• _Exercises_
1. Reproduce the audit pipeline methodology below word for word, between "Accepts an ERC-8004" and "workflows? eval dir?).", inclusive.
2. Using the audit pipeline methodology below, answer each question:
(a) How many stages make up the pipeline?
(b) In what form does the FETCH stage download the repo?
(c) Against how many named signals does the RECON stage apply its patterns?
3. Write the next part of the audit pipeline methodology below, picking up after its final sentence.

++++ Text to read ++++

8RR8
← Audit an agent

Methodology

The audit pipeline, end to end

9 stages, typed input/output between each. Every stage is open source; every artefact is reproducible.

INTAKE → FETCH → RECON → SCOPE → MAP → CHECK → VERIFY → GRADE → REPORT

01INTAKE

Accepts an ERC-8004 agent URL, a raw 8004 agentId, or a GitHub repo URL. Resolves which type of input you gave us.

Output · Audit ID + parsed source

Code · src/pipeline/run.ts

02FETCH

Downloads the repo as a GitHub tarball (no `git` shell-out — works in serverless), pins a concrete commit SHA, extracts to an ephemeral sandbox, builds a file inventory (governance docs present? CI workflows? eval dir?).

Output · worktree dir, commitSha, fileCount, languages, FileInventory

Code · src/pipeline/stages/fetch.ts

03RECON

Single-pass scanner. For every text-readable source file (size-capped), applies regex + AST patterns against 21 named signals: agent_framework, logging_hooks, oversight_hooks, eval_artefacts, biometric, employment, content_generation, and so on. Each match contributes evidence to one or more signals.

Output · ReconResult — signals × evidence records

Code · src/pipeline/stages/recon.ts

04SCOPE

Selects which regulation packs to audit against. V0 echoes the user's choice; V1+ will narrow by jurisdiction and broaden by detected signals (e.g. content_generation auto-includes Article 50(2)).

++++ Material shown ++++

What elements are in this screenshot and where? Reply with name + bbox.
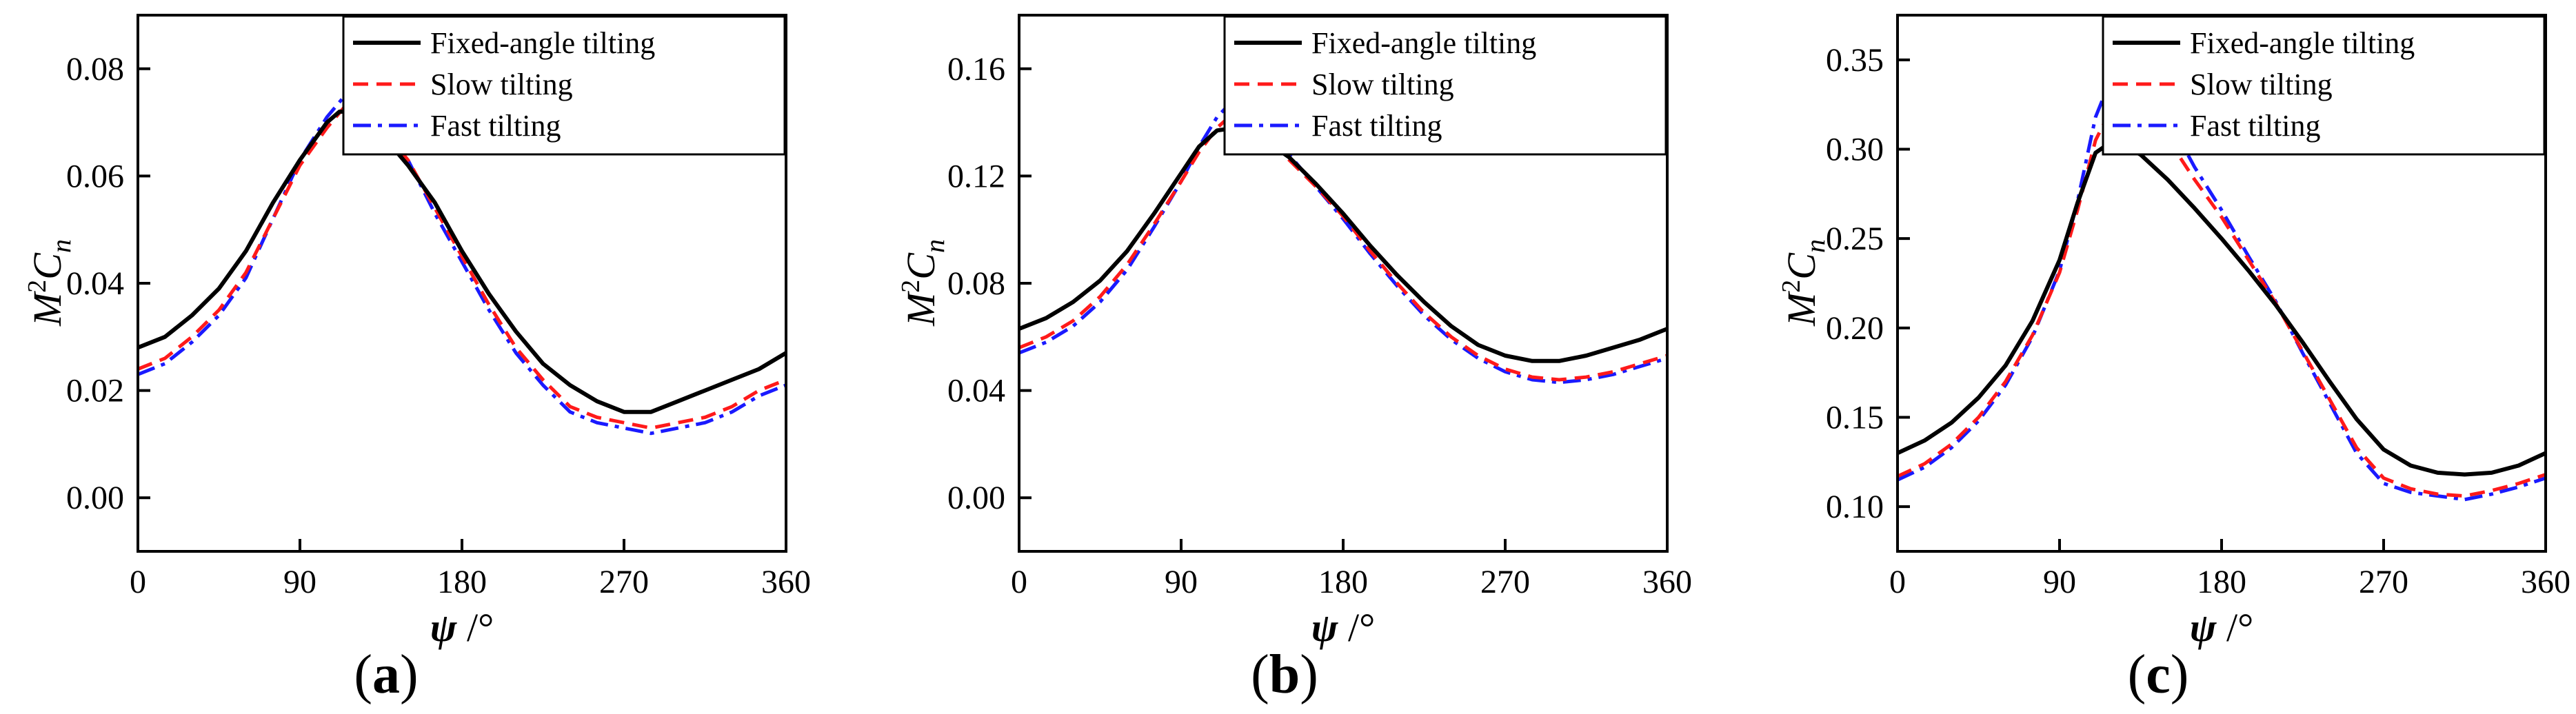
x-tick-label: 90 bbox=[283, 564, 316, 600]
y-tick-label: 0.00 bbox=[66, 480, 124, 516]
x-tick-label: 90 bbox=[1165, 564, 1198, 600]
x-tick-label: 270 bbox=[2359, 564, 2408, 600]
y-tick-label: 0.30 bbox=[1826, 132, 1884, 168]
legend: Fixed-angle tilting Slow tilting Fast tilt… bbox=[2102, 15, 2546, 156]
legend-label: Fixed-angle tilting bbox=[1311, 26, 1536, 60]
series-line-solid bbox=[138, 110, 786, 414]
chart-panel-1: 0 90 180 270 360 0.00 0.02 0.04 0.06 0.08 ψ /° M2Cn… bbox=[23, 14, 811, 705]
legend-label: Fixed-angle tilting bbox=[2190, 26, 2415, 60]
x-tick-label: 360 bbox=[1642, 564, 1692, 600]
y-axis-base: M bbox=[1779, 291, 1824, 327]
panel-label: (a) bbox=[354, 644, 418, 705]
x-axis-sep: / bbox=[456, 605, 479, 650]
series-line-solid bbox=[1898, 138, 2546, 477]
y-tick-label: 0.08 bbox=[66, 51, 124, 88]
y-tick-label: 0.06 bbox=[66, 158, 124, 194]
x-tick-label: 180 bbox=[1318, 564, 1368, 600]
legend-label: Fast tilting bbox=[430, 109, 561, 143]
x-tick-label: 0 bbox=[1889, 564, 1906, 600]
x-axis-symbol: ψ bbox=[1311, 605, 1339, 650]
x-axis-label: ψ /° bbox=[430, 605, 494, 650]
legend-box bbox=[342, 15, 786, 156]
x-axis-unit: ° bbox=[478, 605, 494, 650]
chart-panel-3: 0 90 180 270 360 0.10 0.15 0.20 0.25 0.30 0.35 ψ /°… bbox=[1777, 14, 2570, 705]
panel-label-open: ( bbox=[2128, 644, 2146, 705]
x-axis-label: ψ /° bbox=[2190, 605, 2254, 650]
y-axis-label: M2Cn bbox=[896, 239, 950, 327]
x-tick-label: 90 bbox=[2043, 564, 2076, 600]
legend-label: Fixed-angle tilting bbox=[430, 26, 655, 60]
panel-label-open: ( bbox=[1251, 644, 1269, 705]
x-tick-label: 360 bbox=[761, 564, 811, 600]
x-tick-label: 180 bbox=[2197, 564, 2246, 600]
y-axis-mid: C bbox=[1779, 252, 1824, 280]
panel-label-close: ) bbox=[2171, 644, 2189, 705]
y-axis-label: M2Cn bbox=[23, 239, 77, 327]
legend-label: Slow tilting bbox=[1311, 68, 1454, 101]
series-line-dashdot bbox=[138, 83, 786, 436]
y-tick-label: 0.04 bbox=[66, 265, 124, 302]
x-axis-label: ψ /° bbox=[1311, 605, 1376, 650]
x-axis-symbol: ψ bbox=[430, 605, 458, 650]
x-axis-sep: / bbox=[2216, 605, 2238, 650]
y-tick-label: 0.02 bbox=[66, 373, 124, 409]
y-tick-label: 0.10 bbox=[1826, 489, 1884, 525]
panel-label-open: ( bbox=[354, 644, 372, 705]
x-tick-label: 0 bbox=[130, 564, 146, 600]
x-tick-label: 270 bbox=[599, 564, 649, 600]
legend-box bbox=[2102, 15, 2546, 156]
y-tick-label: 0.16 bbox=[947, 51, 1005, 88]
panel-label-close: ) bbox=[1300, 644, 1318, 705]
x-tick-label: 360 bbox=[2521, 564, 2570, 600]
x-tick-label: 270 bbox=[1480, 564, 1530, 600]
legend-label: Fast tilting bbox=[2190, 109, 2320, 143]
y-axis-sup: 2 bbox=[1777, 280, 1806, 293]
legend-box bbox=[1223, 15, 1667, 156]
y-axis-base: M bbox=[25, 291, 70, 327]
y-tick-label: 0.04 bbox=[947, 373, 1005, 409]
y-axis-label: M2Cn bbox=[1777, 239, 1831, 327]
x-axis-sep: / bbox=[1338, 605, 1360, 650]
y-tick-label: 0.25 bbox=[1826, 221, 1884, 257]
y-axis-sub: n bbox=[46, 239, 77, 253]
series-line-dashed bbox=[1898, 103, 2546, 498]
legend-label: Fast tilting bbox=[1311, 109, 1442, 143]
y-axis-mid: C bbox=[898, 252, 943, 280]
y-tick-label: 0.15 bbox=[1826, 400, 1884, 436]
y-axis-mid: C bbox=[25, 252, 70, 280]
legend: Fixed-angle tilting Slow tilting Fast tilt… bbox=[1223, 15, 1667, 156]
panel-label-close: ) bbox=[400, 644, 419, 705]
y-tick-label: 0.12 bbox=[947, 158, 1005, 194]
y-tick-label: 0.20 bbox=[1826, 310, 1884, 347]
y-tick-label: 0.08 bbox=[947, 265, 1005, 302]
series-line-solid bbox=[1019, 125, 1667, 363]
y-axis-sub: n bbox=[1800, 239, 1831, 253]
x-axis-symbol: ψ bbox=[2190, 605, 2217, 650]
y-axis-sup: 2 bbox=[896, 280, 925, 293]
series-line-dashed bbox=[138, 99, 786, 430]
x-axis-unit: ° bbox=[2237, 605, 2253, 650]
legend-label: Slow tilting bbox=[2190, 68, 2333, 101]
panel-label: (c) bbox=[2128, 644, 2189, 705]
panel-label: (b) bbox=[1251, 644, 1318, 705]
panel-label-letter: b bbox=[1269, 644, 1300, 705]
x-axis-unit: ° bbox=[1359, 605, 1375, 650]
x-tick-label: 0 bbox=[1011, 564, 1027, 600]
chart-panel-2: 0 90 180 270 360 0.00 0.04 0.08 0.12 0.16 ψ /° M2Cn… bbox=[896, 14, 1692, 705]
y-axis-sup: 2 bbox=[23, 280, 52, 293]
x-tick-label: 180 bbox=[437, 564, 487, 600]
y-axis-sub: n bbox=[919, 239, 950, 253]
panel-label-letter: c bbox=[2146, 644, 2171, 705]
y-tick-label: 0.00 bbox=[947, 480, 1005, 516]
legend: Fixed-angle tilting Slow tilting Fast tilt… bbox=[342, 15, 786, 156]
y-tick-label: 0.35 bbox=[1826, 42, 1884, 79]
panel-label-letter: a bbox=[372, 644, 400, 705]
y-axis-base: M bbox=[898, 291, 943, 327]
legend-label: Slow tilting bbox=[430, 68, 573, 101]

++++

• _Answers per task_
1.
Accepts an ERC-8004 agent URL, a raw 8004 agentId, or a GitHub repo URL. Resolves which type of input you gave us.

Output · Audit ID + parsed source

Code · src/pipeline/run.ts

02FETCH

Downloads the repo as a GitHub tarball (no `git` shell-out — works in serverless), pins a concrete commit SHA, extracts to an ephemeral sandbox, builds a file inventory (governance docs present? CI workflows? eval dir?).

2.
(a) 9
(b) As a GitHub tarball
(c) 21

3.
Output · ScopeResult — list of regulation pack IDs

Code · src/pipeline/stages/scope.ts

05MAP

Cross-clause reasoning: derives the risk classification (high / limited / minimal / gpai). For EU AI Act, fires Annex III triggers based on RECON signals (e.g. employment_signals → Annex III §4) and Article 50 triggers from generation/emotion signals.

Output · MapResult — classification, annexIiiCategories, art50Triggers, rationale

Code · src/pipeline/stages/map.ts

06CHECK

Runs each in-scope clause's deterministic rules. Each rule returns a [0..1] score and evidence records. Weighted aggregation produces a per-clause raw score; raw → 0..4 ordinal verdict. Prohibition clauses (Art 5) invert: signal found = violation = fail.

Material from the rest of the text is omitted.